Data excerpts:
Begin
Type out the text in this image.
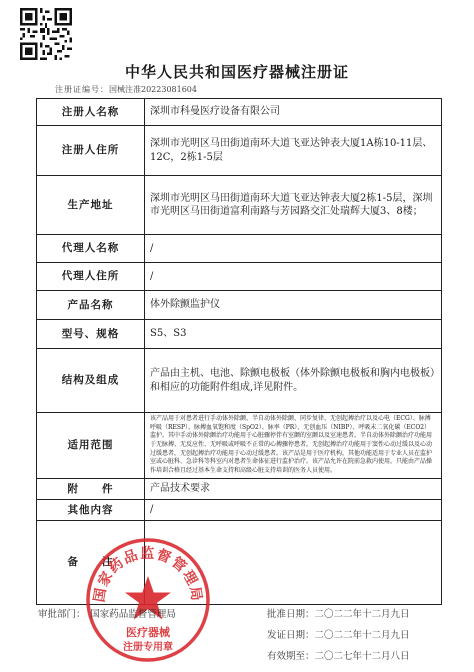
中华人民共和国医疗器械注册证
注册证编号：国械注准20223081604
注册人名称	深圳市科曼医疗设备有限公司
注册人住所	深圳市光明区马田街道南环大道飞亚达钟表大厦1A栋10-11层、12C，2栋1-5层
生产地址	深圳市光明区马田街道南环大道飞亚达钟表大厦2栋1-5层，深圳市光明区马田街道富利南路与芳园路交汇处瑞辉大厦3、8楼；
代理人名称	/
代理人住所	/
产品名称	体外除颤监护仪
型号、规格	S5、S3
结构及组成	产品由主机、电池、除颤电极板（体外除颤电极板和胸内电极板）和相应的功能附件组成,详见附件。
适用范围	该产品用于对患者进行手动体外除颤、半自动体外除颤、同步复律、无创起搏治疗以及心电（ECG）、脉搏呼吸（RESP）、脉搏血氧饱和度（SpO2）、脉率（PR）、无创血压（NIBP）、呼吸末二氧化碳（ECO2）监护。其中手动体外除颤治疗功能用于心脏骤停伴有室颤的室颤以及室速患者，半自动体外除颤治疗功能用于无脉搏、无反应性、无呼吸或呼吸不正常的心搏骤停患者，无创起搏治疗功能用于窦性心动过缓以及心动过缓患者，无创起搏治疗功能用于心动过缓患者。该产品是用于医疗机构，其他功能适用于专业人员在监护室或心脏科、急诊科等科室内对患者生命体征进行监护治疗。该产品允许在院前急救内使用，只能由产品操作培训合格且经过基本生命支持和高级心脏支持培训的医务人员使用。
附　　件	产品技术要求
其他内容	/
备　　注	
国家药品监督管理局
医疗器械
注册专用章
审批部门：　国家药品监督管理局	批准日期：二〇二二年十二月九日
发证日期：二〇二二年十二月九日
有效期至：二〇二七年十二月八日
End
SHORT EXERCISE |
Tally the lines in the entries above that hold the word "国家药品监督管理局". Reply with nothing but that count.

TASK OUTPUT |
2